START

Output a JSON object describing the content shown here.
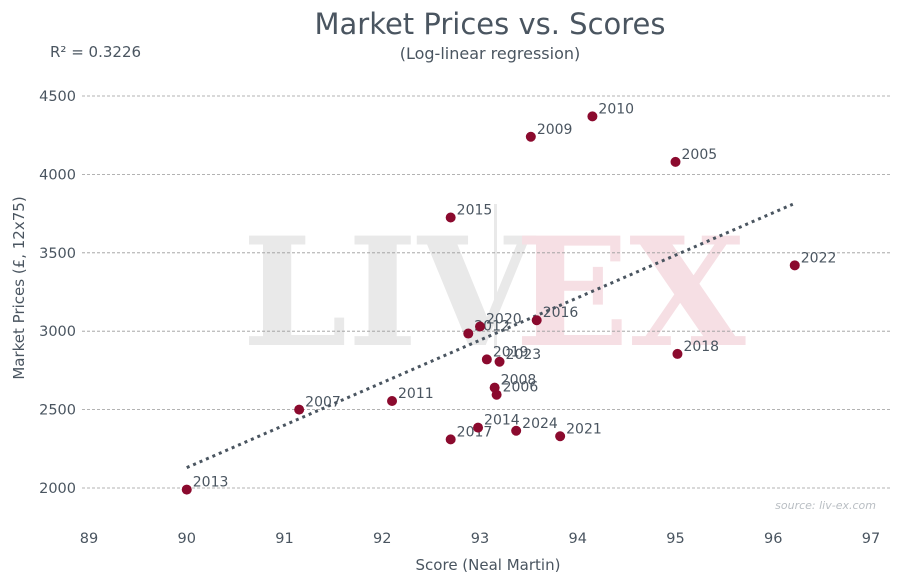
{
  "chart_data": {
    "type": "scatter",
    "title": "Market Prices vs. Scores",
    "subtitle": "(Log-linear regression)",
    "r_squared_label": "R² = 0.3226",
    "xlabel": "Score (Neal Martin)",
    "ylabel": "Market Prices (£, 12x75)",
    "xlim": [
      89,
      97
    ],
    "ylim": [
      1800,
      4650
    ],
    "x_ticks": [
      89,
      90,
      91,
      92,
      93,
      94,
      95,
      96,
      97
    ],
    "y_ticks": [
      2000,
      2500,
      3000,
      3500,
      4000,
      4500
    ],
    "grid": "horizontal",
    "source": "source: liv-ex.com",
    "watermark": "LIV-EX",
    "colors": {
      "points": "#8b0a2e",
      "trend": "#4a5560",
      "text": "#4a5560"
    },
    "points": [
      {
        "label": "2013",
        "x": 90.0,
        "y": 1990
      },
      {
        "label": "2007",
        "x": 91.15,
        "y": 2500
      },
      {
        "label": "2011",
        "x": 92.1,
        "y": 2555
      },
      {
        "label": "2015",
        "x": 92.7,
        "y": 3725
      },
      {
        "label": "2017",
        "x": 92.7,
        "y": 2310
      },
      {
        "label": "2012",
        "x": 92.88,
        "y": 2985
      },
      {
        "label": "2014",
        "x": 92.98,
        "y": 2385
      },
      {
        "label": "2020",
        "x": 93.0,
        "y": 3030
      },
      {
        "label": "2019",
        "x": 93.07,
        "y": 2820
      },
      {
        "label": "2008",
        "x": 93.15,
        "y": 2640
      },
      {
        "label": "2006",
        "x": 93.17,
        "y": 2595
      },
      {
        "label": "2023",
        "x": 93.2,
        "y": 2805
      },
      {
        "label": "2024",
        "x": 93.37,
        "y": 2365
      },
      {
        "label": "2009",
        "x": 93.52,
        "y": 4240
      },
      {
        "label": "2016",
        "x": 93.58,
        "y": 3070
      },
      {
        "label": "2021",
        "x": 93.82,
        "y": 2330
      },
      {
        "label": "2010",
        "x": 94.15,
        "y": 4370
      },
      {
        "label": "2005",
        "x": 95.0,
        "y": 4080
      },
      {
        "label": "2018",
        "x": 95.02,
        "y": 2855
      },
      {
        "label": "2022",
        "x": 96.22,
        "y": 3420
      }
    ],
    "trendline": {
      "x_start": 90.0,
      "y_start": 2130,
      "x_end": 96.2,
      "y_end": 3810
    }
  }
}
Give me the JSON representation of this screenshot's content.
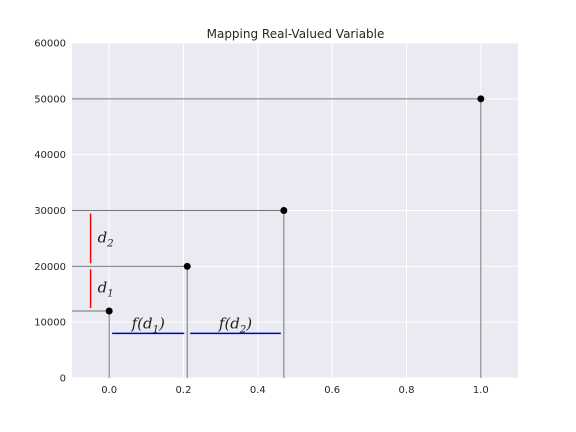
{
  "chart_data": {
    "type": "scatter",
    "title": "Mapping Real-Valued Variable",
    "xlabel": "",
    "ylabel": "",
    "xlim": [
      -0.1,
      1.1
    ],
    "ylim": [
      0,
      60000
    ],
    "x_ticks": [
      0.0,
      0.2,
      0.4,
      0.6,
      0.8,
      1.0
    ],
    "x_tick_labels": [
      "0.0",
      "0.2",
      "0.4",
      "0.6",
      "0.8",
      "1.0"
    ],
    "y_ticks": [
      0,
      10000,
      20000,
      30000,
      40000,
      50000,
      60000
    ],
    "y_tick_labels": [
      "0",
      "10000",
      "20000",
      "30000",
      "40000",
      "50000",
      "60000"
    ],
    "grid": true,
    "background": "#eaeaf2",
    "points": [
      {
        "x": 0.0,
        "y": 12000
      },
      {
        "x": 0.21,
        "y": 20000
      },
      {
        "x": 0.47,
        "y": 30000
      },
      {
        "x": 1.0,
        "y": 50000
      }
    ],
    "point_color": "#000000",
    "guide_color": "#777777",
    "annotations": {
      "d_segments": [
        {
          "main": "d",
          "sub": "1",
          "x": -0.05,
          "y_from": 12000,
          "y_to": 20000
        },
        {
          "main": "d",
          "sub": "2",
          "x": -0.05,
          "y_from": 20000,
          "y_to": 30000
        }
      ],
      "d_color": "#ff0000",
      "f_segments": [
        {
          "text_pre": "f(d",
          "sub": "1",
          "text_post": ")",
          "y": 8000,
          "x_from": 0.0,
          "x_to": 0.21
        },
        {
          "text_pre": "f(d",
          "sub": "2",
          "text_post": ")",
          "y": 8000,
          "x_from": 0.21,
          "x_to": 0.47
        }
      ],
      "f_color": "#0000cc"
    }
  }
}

END

**INSTRUCTIONS FOR THE TASK:**
Output the records above exactly; leave out the pictures.

**REPLY TO THE TASK:**
Output a JSON object describing the content shown here.
{
  "chart_data": {
    "type": "scatter",
    "title": "Market Prices vs. Scores",
    "subtitle": "(Log-linear regression)",
    "r_squared_label": "R² = 0.3226",
    "xlabel": "Score (Neal Martin)",
    "ylabel": "Market Prices (£, 12x75)",
    "xlim": [
      89,
      97
    ],
    "ylim": [
      1800,
      4650
    ],
    "x_ticks": [
      89,
      90,
      91,
      92,
      93,
      94,
      95,
      96,
      97
    ],
    "y_ticks": [
      2000,
      2500,
      3000,
      3500,
      4000,
      4500
    ],
    "grid": "horizontal",
    "source": "source: liv-ex.com",
    "watermark": "LIV-EX",
    "colors": {
      "points": "#8b0a2e",
      "trend": "#4a5560",
      "text": "#4a5560"
    },
    "points": [
      {
        "label": "2013",
        "x": 90.0,
        "y": 1990
      },
      {
        "label": "2007",
        "x": 91.15,
        "y": 2500
      },
      {
        "label": "2011",
        "x": 92.1,
        "y": 2555
      },
      {
        "label": "2015",
        "x": 92.7,
        "y": 3725
      },
      {
        "label": "2017",
        "x": 92.7,
        "y": 2310
      },
      {
        "label": "2012",
        "x": 92.88,
        "y": 2985
      },
      {
        "label": "2014",
        "x": 92.98,
        "y": 2385
      },
      {
        "label": "2020",
        "x": 93.0,
        "y": 3030
      },
      {
        "label": "2019",
        "x": 93.07,
        "y": 2820
      },
      {
        "label": "2008",
        "x": 93.15,
        "y": 2640
      },
      {
        "label": "2006",
        "x": 93.17,
        "y": 2595
      },
      {
        "label": "2023",
        "x": 93.2,
        "y": 2805
      },
      {
        "label": "2024",
        "x": 93.37,
        "y": 2365
      },
      {
        "label": "2009",
        "x": 93.52,
        "y": 4240
      },
      {
        "label": "2016",
        "x": 93.58,
        "y": 3070
      },
      {
        "label": "2021",
        "x": 93.82,
        "y": 2330
      },
      {
        "label": "2010",
        "x": 94.15,
        "y": 4370
      },
      {
        "label": "2005",
        "x": 95.0,
        "y": 4080
      },
      {
        "label": "2018",
        "x": 95.02,
        "y": 2855
      },
      {
        "label": "2022",
        "x": 96.22,
        "y": 3420
      }
    ],
    "trendline": {
      "x_start": 90.0,
      "y_start": 2130,
      "x_end": 96.2,
      "y_end": 3810
    }
  }
}
Give me the JSON representation of this screenshot's content.
{
  "chart_data": {
    "type": "scatter",
    "title": "Mapping Real-Valued Variable",
    "xlabel": "",
    "ylabel": "",
    "xlim": [
      -0.1,
      1.1
    ],
    "ylim": [
      0,
      60000
    ],
    "x_ticks": [
      0.0,
      0.2,
      0.4,
      0.6,
      0.8,
      1.0
    ],
    "x_tick_labels": [
      "0.0",
      "0.2",
      "0.4",
      "0.6",
      "0.8",
      "1.0"
    ],
    "y_ticks": [
      0,
      10000,
      20000,
      30000,
      40000,
      50000,
      60000
    ],
    "y_tick_labels": [
      "0",
      "10000",
      "20000",
      "30000",
      "40000",
      "50000",
      "60000"
    ],
    "grid": true,
    "background": "#eaeaf2",
    "points": [
      {
        "x": 0.0,
        "y": 12000
      },
      {
        "x": 0.21,
        "y": 20000
      },
      {
        "x": 0.47,
        "y": 30000
      },
      {
        "x": 1.0,
        "y": 50000
      }
    ],
    "point_color": "#000000",
    "guide_color": "#777777",
    "annotations": {
      "d_segments": [
        {
          "main": "d",
          "sub": "1",
          "x": -0.05,
          "y_from": 12000,
          "y_to": 20000
        },
        {
          "main": "d",
          "sub": "2",
          "x": -0.05,
          "y_from": 20000,
          "y_to": 30000
        }
      ],
      "d_color": "#ff0000",
      "f_segments": [
        {
          "text_pre": "f(d",
          "sub": "1",
          "text_post": ")",
          "y": 8000,
          "x_from": 0.0,
          "x_to": 0.21
        },
        {
          "text_pre": "f(d",
          "sub": "2",
          "text_post": ")",
          "y": 8000,
          "x_from": 0.21,
          "x_to": 0.47
        }
      ],
      "f_color": "#0000cc"
    }
  }
}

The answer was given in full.